### [TASK INSTRUCTIONS]
Repeat the data below exactly, dropping any pictures it holds.

### [DATA FOR THIS EXERCISE]

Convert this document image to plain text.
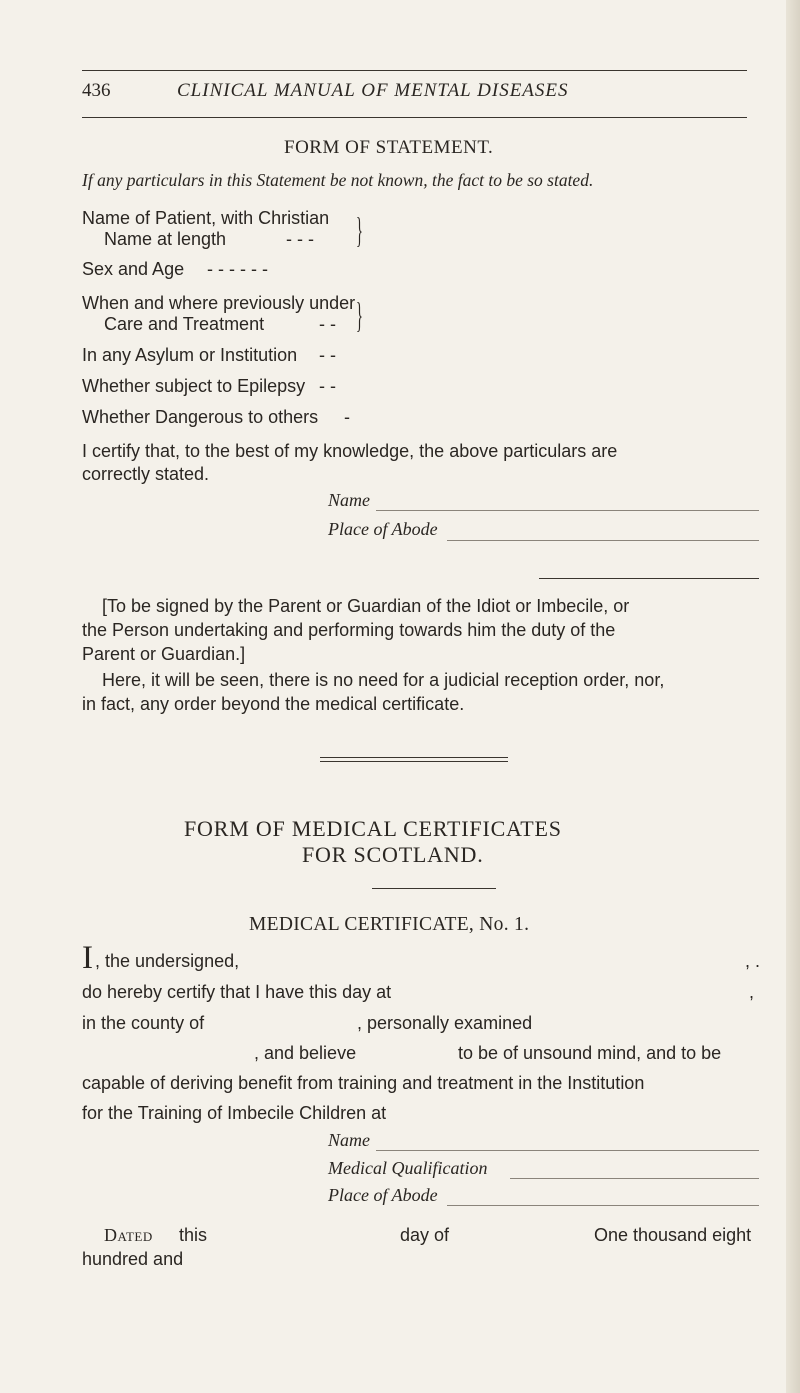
436	CLINICAL MANUAL OF MENTAL DISEASES
FORM OF STATEMENT.
If any particulars in this Statement be not known, the fact to be so stated.
Name of Patient, with Christian
Name at length	- - - }
Sex and Age - - - - - -
When and where previously under
Care and Treatment	- - }
In any Asylum or Institution - -
Whether subject to Epilepsy - -
Whether Dangerous to others -
I certify that, to the best of my knowledge, the above particulars are
correctly stated.
Name
Place of Abode
[To be signed by the Parent or Guardian of the Idiot or Imbecile, or
the Person undertaking and performing towards him the duty of the
Parent or Guardian.]
Here, it will be seen, there is no need for a judicial reception order, nor,
in fact, any order beyond the medical certificate.
FORM OF MEDICAL CERTIFICATES
FOR SCOTLAND.
MEDICAL CERTIFICATE, No. 1.
I , the undersigned,	, .
do hereby certify that I have this day at	,
in the county of	, personally examined
, and believe	to be of unsound mind, and to be
capable of deriving benefit from training and treatment in the Institution
for the Training of Imbecile Children at
Name
Medical Qualification
Place of Abode
Dated this	day of	One thousand eight
hundred and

### [PROBLEM SOLUTION]
Convert this document image to plain text.
436	CLINICAL MANUAL OF MENTAL DISEASES
FORM OF STATEMENT.
If any particulars in this Statement be not known, the fact to be so stated.
Name of Patient, with Christian
Name at length	- - - }
Sex and Age - - - - - -
When and where previously under
Care and Treatment	- - }
In any Asylum or Institution - -
Whether subject to Epilepsy - -
Whether Dangerous to others -
I certify that, to the best of my knowledge, the above particulars are
correctly stated.
Name
Place of Abode
[To be signed by the Parent or Guardian of the Idiot or Imbecile, or
the Person undertaking and performing towards him the duty of the
Parent or Guardian.]
Here, it will be seen, there is no need for a judicial reception order, nor,
in fact, any order beyond the medical certificate.
FORM OF MEDICAL CERTIFICATES
FOR SCOTLAND.
MEDICAL CERTIFICATE, No. 1.
I , the undersigned,	, .
do hereby certify that I have this day at	,
in the county of	, personally examined
, and believe	to be of unsound mind, and to be
capable of deriving benefit from training and treatment in the Institution
for the Training of Imbecile Children at
Name
Medical Qualification
Place of Abode
Dated this	day of	One thousand eight
hundred and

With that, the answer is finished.